--- PROBLEM TO SOLVE ---
Pick out every line with the word "What" and copy it.

— start of SUPPLIED MATERIAL —

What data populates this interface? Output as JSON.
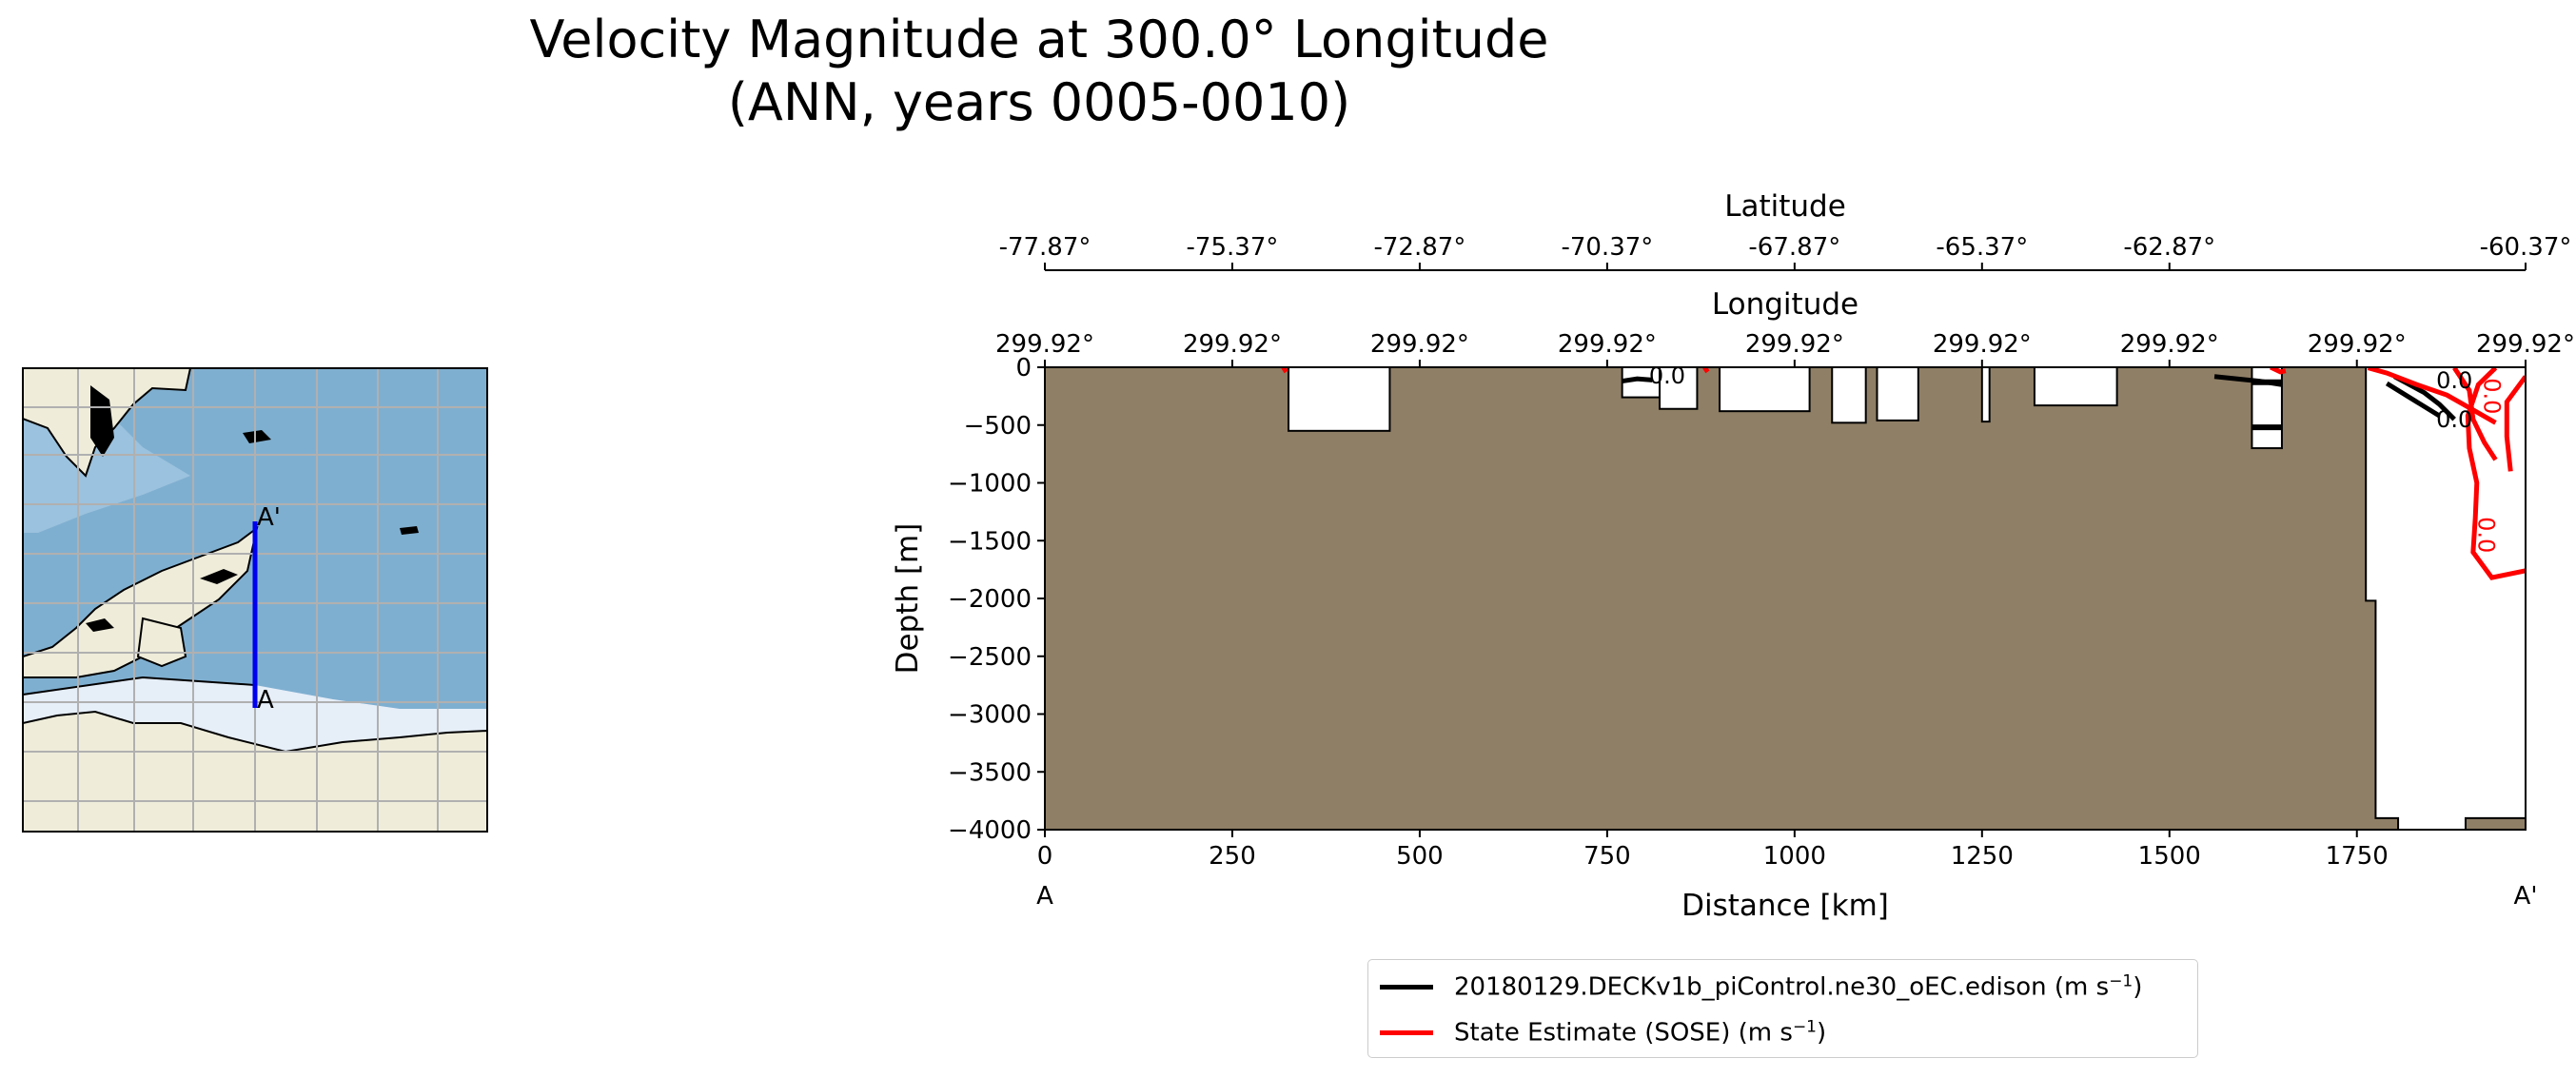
{
  "title_line1": "Velocity Magnitude at 300.0° Longitude",
  "title_line2": "(ANN, years 0005-0010)",
  "map": {
    "start_label": "A",
    "end_label": "A'",
    "colors": {
      "ocean": "#7fafd0",
      "land": "#efedda",
      "ice": "#e6eef8",
      "grid": "#b0b0b0",
      "transect": "#0000ee"
    }
  },
  "chart_data": {
    "type": "contour",
    "xlabel": "Distance [km]",
    "ylabel": "Depth [m]",
    "xlim": [
      0,
      1975
    ],
    "ylim": [
      -4000,
      0
    ],
    "x_ticks": [
      0,
      250,
      500,
      750,
      1000,
      1250,
      1500,
      1750
    ],
    "y_ticks": [
      0,
      -500,
      -1000,
      -1500,
      -2000,
      -2500,
      -3000,
      -3500,
      -4000
    ],
    "y_tick_labels": [
      "0",
      "−500",
      "−1000",
      "−1500",
      "−2000",
      "−2500",
      "−3000",
      "−3500",
      "−4000"
    ],
    "x_end_labels": [
      "A",
      "A'"
    ],
    "longitude_axis": {
      "label": "Longitude",
      "ticks": [
        "299.92°",
        "299.92°",
        "299.92°",
        "299.92°",
        "299.92°",
        "299.92°",
        "299.92°",
        "299.92°"
      ]
    },
    "latitude_axis": {
      "label": "Latitude",
      "ticks": [
        "-77.87°",
        "-75.37°",
        "-72.87°",
        "-70.37°",
        "-67.87°",
        "-65.37°",
        "-62.87°",
        "-60.37°"
      ]
    },
    "bathymetry_color": "#8f7f66",
    "ocean_pockets": [
      {
        "x0": 325,
        "x1": 460,
        "depth": 550
      },
      {
        "x0": 770,
        "x1": 820,
        "depth": 260
      },
      {
        "x0": 820,
        "x1": 870,
        "depth": 360
      },
      {
        "x0": 900,
        "x1": 1020,
        "depth": 380
      },
      {
        "x0": 1050,
        "x1": 1095,
        "depth": 480
      },
      {
        "x0": 1110,
        "x1": 1165,
        "depth": 460
      },
      {
        "x0": 1250,
        "x1": 1260,
        "depth": 470
      },
      {
        "x0": 1320,
        "x1": 1430,
        "depth": 330
      },
      {
        "x0": 1610,
        "x1": 1650,
        "depth": 700
      }
    ],
    "series": [
      {
        "name": "20180129.DECKv1b_piControl.ne30_oEC.edison",
        "color": "#000000",
        "contour_label": "0.0",
        "contours": [
          [
            [
              770,
              120
            ],
            [
              790,
              100
            ],
            [
              810,
              110
            ]
          ],
          [
            [
              1560,
              80
            ],
            [
              1620,
              120
            ],
            [
              1650,
              150
            ]
          ],
          [
            [
              1800,
              80
            ],
            [
              1840,
              220
            ],
            [
              1860,
              320
            ],
            [
              1880,
              450
            ]
          ],
          [
            [
              1790,
              140
            ],
            [
              1830,
              300
            ],
            [
              1860,
              420
            ]
          ]
        ]
      },
      {
        "name": "State Estimate (SOSE)",
        "color": "#ff0000",
        "contour_label": "0.0",
        "contours": [
          [
            [
              1765,
              5
            ],
            [
              1790,
              50
            ],
            [
              1830,
              150
            ],
            [
              1870,
              240
            ],
            [
              1900,
              350
            ],
            [
              1935,
              480
            ]
          ],
          [
            [
              1880,
              5
            ],
            [
              1900,
              200
            ],
            [
              1905,
              450
            ],
            [
              1920,
              650
            ],
            [
              1935,
              800
            ]
          ],
          [
            [
              1935,
              5
            ],
            [
              1912,
              150
            ],
            [
              1898,
              420
            ],
            [
              1900,
              700
            ],
            [
              1910,
              1000
            ],
            [
              1908,
              1300
            ],
            [
              1905,
              1600
            ],
            [
              1930,
              1820
            ],
            [
              1975,
              1760
            ]
          ],
          [
            [
              1975,
              80
            ],
            [
              1950,
              300
            ],
            [
              1950,
              600
            ],
            [
              1955,
              900
            ]
          ],
          [
            [
              318,
              0
            ],
            [
              322,
              40
            ]
          ],
          [
            [
              880,
              0
            ],
            [
              884,
              40
            ]
          ],
          [
            [
              1635,
              0
            ],
            [
              1648,
              40
            ],
            [
              1655,
              30
            ]
          ]
        ]
      }
    ]
  },
  "legend": {
    "entries": [
      {
        "label": "20180129.DECKv1b_piControl.ne30_oEC.edison (m s",
        "color": "#000000"
      },
      {
        "label": "State Estimate (SOSE) (m s",
        "color": "#ff0000"
      }
    ],
    "unit_exponent": "−1",
    "unit_close": ")"
  }
}
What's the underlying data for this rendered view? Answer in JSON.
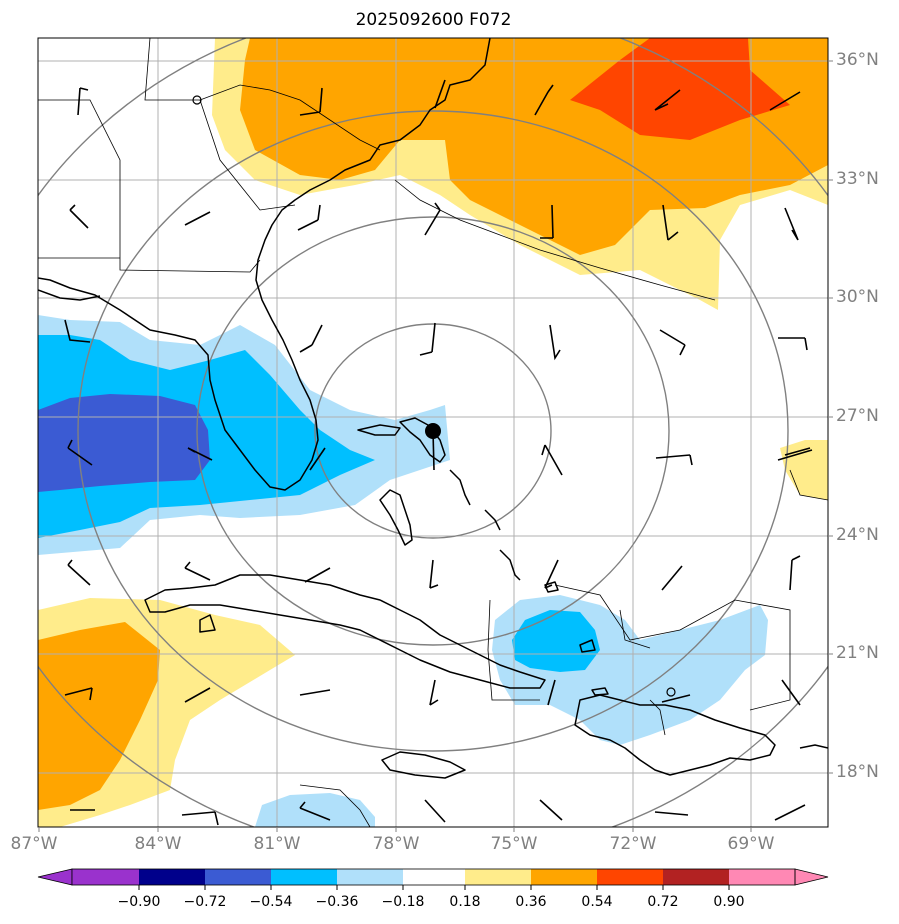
{
  "title": "2025092600 F072",
  "map": {
    "lon_labels": [
      "87°W",
      "84°W",
      "81°W",
      "78°W",
      "75°W",
      "72°W",
      "69°W"
    ],
    "lat_labels": [
      "36°N",
      "33°N",
      "30°N",
      "27°N",
      "24°N",
      "21°N",
      "18°N"
    ],
    "storm_center_lon_lat": [
      -77.0,
      26.6
    ]
  },
  "colorbar": {
    "levels": [
      "−0.90",
      "−0.72",
      "−0.54",
      "−0.36",
      "−0.18",
      "0.18",
      "0.36",
      "0.54",
      "0.72",
      "0.90"
    ],
    "colors": [
      "#9a32cd",
      "#00008b",
      "#3b5bd3",
      "#00bfff",
      "#b0e0fa",
      "#ffffff",
      "#ffec8b",
      "#ffa500",
      "#ff4500",
      "#b22222",
      "#ff88b4"
    ]
  }
}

— end of SUPPLIED MATERIAL —

--- CORRECT ANSWER ---
What data populates this interface? Output as JSON.
What's the underlying data for this rendered view? Answer in JSON.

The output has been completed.